Set exercise => In the data below, find every line that has the string "防治方法", and copy it.
^^^^^^^^
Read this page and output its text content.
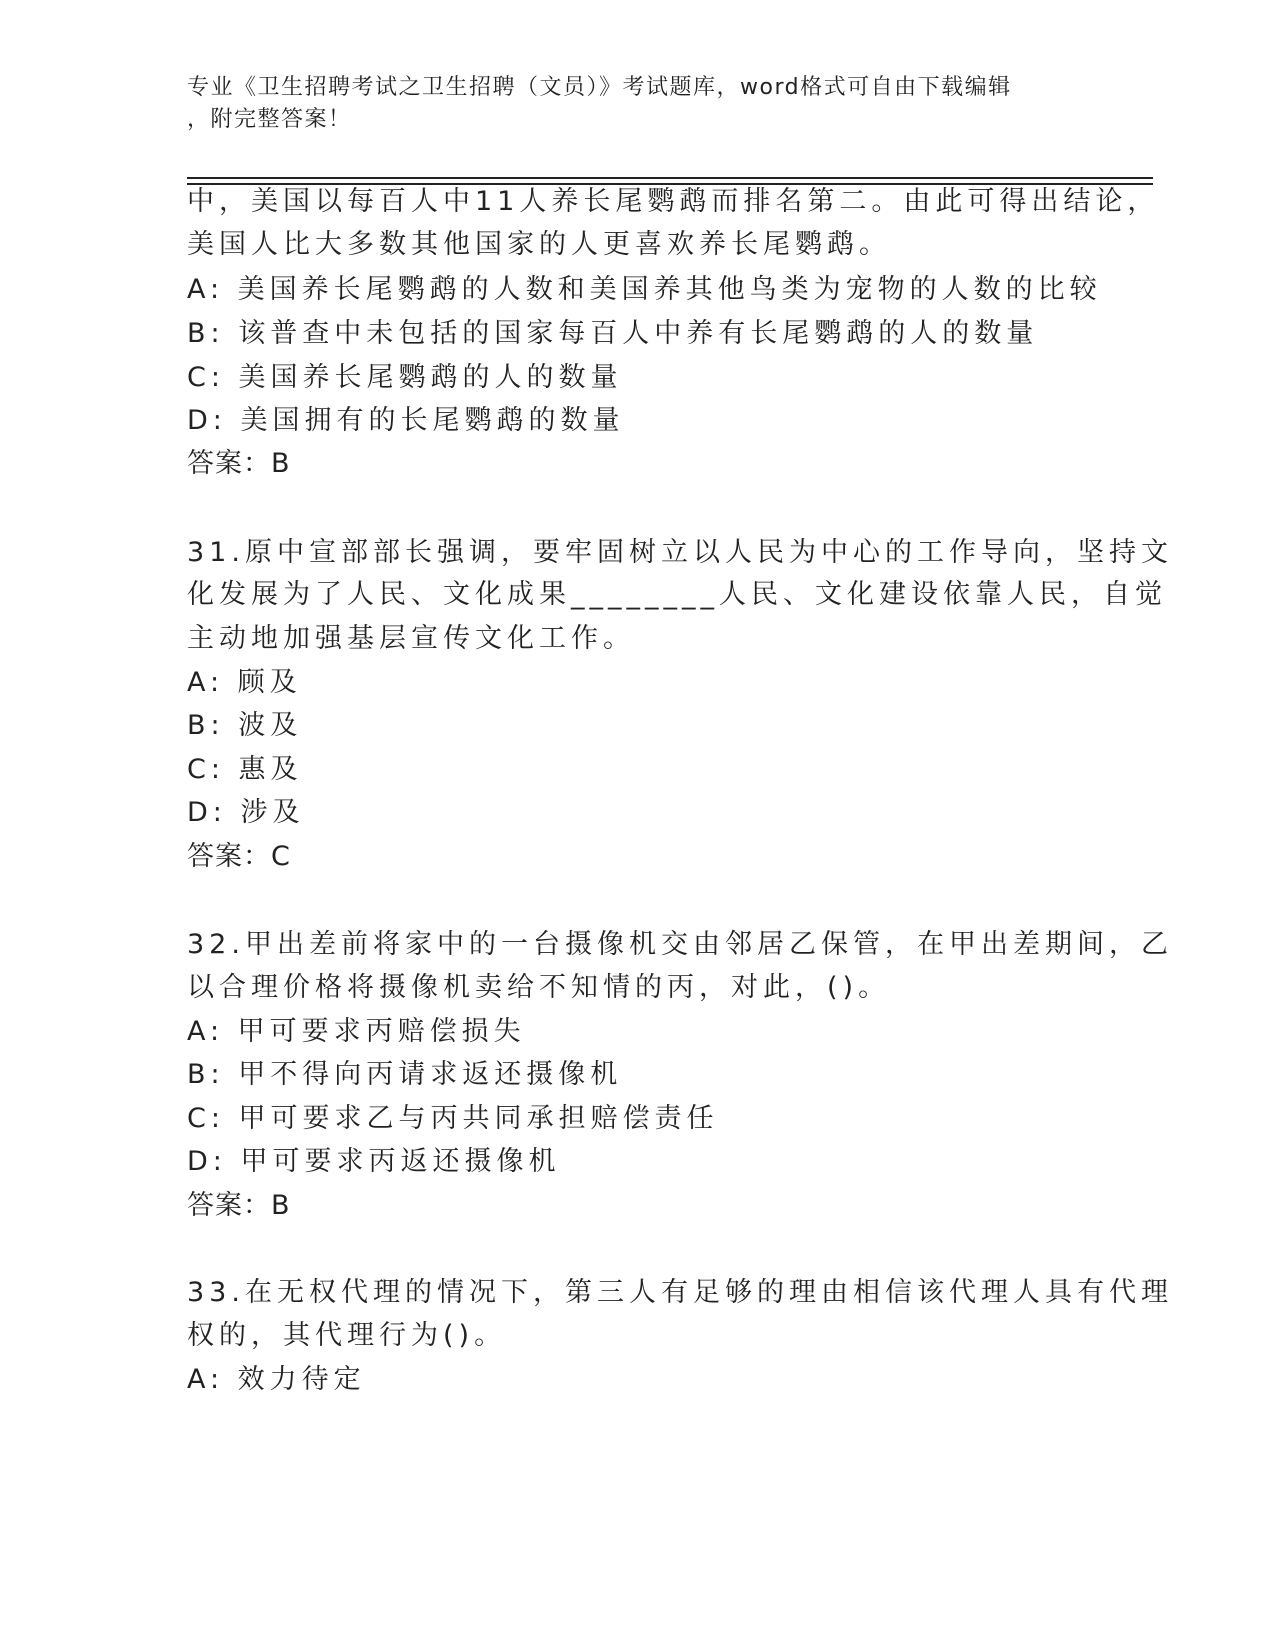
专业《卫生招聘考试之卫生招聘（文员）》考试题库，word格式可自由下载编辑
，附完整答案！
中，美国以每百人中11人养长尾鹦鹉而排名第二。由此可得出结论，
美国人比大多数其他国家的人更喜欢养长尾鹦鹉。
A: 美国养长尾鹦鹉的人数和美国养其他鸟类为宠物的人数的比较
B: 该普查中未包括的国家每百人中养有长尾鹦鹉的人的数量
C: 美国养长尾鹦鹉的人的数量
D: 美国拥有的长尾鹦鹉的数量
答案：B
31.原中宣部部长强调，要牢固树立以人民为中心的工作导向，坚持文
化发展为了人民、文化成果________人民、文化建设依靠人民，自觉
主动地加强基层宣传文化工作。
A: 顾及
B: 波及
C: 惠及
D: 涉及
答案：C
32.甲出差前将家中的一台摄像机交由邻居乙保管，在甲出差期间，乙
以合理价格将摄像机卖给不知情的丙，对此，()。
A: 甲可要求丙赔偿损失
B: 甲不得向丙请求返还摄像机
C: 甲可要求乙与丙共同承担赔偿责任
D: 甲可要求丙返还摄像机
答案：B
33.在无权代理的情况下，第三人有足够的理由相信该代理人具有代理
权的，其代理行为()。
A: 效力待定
^^^^^^^^
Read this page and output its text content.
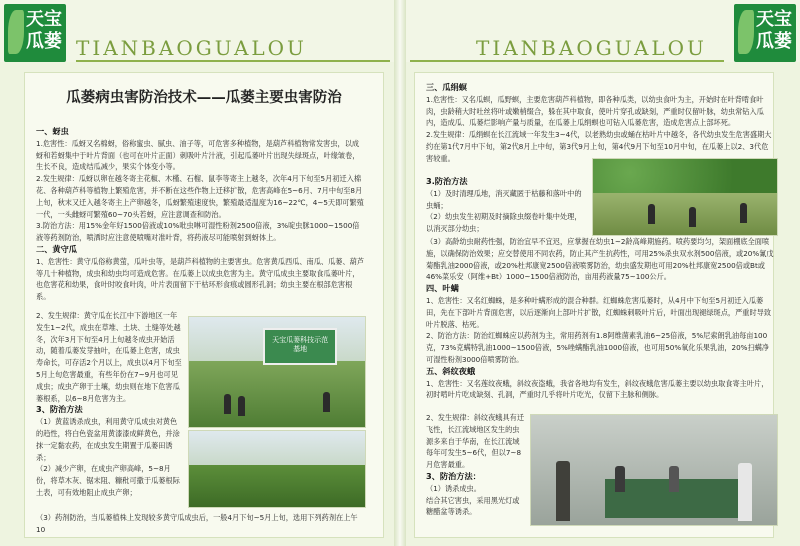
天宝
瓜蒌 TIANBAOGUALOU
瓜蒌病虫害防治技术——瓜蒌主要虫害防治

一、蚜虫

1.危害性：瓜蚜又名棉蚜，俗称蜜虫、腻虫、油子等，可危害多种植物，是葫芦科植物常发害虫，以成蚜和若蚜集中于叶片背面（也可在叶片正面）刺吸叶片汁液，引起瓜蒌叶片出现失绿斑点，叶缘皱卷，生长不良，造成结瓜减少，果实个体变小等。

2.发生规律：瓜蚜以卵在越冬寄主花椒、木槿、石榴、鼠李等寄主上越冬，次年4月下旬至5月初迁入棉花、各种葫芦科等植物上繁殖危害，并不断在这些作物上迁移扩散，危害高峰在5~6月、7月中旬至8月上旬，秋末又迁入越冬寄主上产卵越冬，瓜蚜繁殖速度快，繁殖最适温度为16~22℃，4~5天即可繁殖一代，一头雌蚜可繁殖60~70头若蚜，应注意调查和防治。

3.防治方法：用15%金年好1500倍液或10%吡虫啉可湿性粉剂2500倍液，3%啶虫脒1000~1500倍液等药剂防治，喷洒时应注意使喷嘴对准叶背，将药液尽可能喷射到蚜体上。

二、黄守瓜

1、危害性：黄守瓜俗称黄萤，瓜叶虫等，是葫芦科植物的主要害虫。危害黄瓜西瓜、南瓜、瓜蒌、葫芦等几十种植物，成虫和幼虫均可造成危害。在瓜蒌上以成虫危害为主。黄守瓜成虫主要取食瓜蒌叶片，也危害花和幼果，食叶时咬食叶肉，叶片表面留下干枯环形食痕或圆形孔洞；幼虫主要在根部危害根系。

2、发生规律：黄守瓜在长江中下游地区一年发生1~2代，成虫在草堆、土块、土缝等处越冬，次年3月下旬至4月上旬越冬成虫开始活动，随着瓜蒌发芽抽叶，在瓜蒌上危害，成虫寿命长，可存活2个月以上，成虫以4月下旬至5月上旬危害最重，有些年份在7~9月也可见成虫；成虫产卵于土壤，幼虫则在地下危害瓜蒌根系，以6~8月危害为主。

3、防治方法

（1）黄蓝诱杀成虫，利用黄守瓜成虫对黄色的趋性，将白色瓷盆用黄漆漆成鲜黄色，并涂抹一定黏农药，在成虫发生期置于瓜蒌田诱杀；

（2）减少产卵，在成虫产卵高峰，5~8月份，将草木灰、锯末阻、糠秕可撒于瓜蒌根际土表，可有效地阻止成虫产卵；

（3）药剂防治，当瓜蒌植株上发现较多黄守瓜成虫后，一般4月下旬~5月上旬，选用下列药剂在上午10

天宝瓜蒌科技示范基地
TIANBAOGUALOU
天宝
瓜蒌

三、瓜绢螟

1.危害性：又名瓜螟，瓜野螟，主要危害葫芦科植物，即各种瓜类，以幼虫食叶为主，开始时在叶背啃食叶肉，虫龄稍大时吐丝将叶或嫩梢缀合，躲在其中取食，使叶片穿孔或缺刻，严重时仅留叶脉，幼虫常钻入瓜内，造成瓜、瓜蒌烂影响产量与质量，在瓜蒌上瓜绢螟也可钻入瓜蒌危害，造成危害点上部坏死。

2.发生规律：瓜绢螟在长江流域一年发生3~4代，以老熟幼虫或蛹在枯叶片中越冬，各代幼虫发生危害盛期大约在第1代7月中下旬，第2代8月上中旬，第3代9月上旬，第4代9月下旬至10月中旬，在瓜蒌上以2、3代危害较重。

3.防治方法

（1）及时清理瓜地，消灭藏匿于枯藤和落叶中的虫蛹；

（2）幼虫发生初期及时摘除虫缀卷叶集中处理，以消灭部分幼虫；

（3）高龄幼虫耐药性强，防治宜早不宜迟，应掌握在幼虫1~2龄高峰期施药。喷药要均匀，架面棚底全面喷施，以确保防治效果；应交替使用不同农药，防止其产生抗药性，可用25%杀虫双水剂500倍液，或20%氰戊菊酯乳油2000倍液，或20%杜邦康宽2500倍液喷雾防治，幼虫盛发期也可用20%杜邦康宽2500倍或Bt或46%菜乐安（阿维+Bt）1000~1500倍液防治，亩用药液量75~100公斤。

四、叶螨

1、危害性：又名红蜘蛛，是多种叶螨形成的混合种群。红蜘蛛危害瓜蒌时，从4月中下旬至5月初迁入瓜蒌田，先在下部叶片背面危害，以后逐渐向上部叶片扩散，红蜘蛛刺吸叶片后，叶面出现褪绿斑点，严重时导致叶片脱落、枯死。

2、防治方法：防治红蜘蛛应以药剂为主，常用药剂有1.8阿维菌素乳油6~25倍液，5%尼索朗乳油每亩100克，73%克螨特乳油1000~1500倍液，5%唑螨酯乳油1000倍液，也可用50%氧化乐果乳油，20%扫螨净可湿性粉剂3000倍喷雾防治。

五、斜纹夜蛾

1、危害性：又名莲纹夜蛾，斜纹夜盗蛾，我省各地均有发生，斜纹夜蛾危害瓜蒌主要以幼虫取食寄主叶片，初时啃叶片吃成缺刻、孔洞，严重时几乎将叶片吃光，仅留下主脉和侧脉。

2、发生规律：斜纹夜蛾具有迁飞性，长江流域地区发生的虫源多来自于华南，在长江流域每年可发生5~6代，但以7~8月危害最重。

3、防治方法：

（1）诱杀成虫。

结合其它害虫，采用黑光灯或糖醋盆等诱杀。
^^^^^^^^
Task solution =>
3.防治方法：用15%金年好1500倍液或10%吡虫啉可湿性粉剂2500倍液，3%啶虫脒1000~1500倍液等药剂防治，喷洒时应注意使喷嘴对准叶背，将药液尽可能喷射到蚜体上。
3、防治方法
3.防治方法
2、防治方法：防治红蜘蛛应以药剂为主，常用药剂有1.8阿维菌素乳油6~25倍液，5%尼索朗乳油每亩100克，73%克螨特乳油1000~1500倍液，5%唑螨酯乳油1000倍液，也可用50%氧化乐果乳油，20%扫螨净可湿性粉剂3000倍喷雾防治。
3、防治方法：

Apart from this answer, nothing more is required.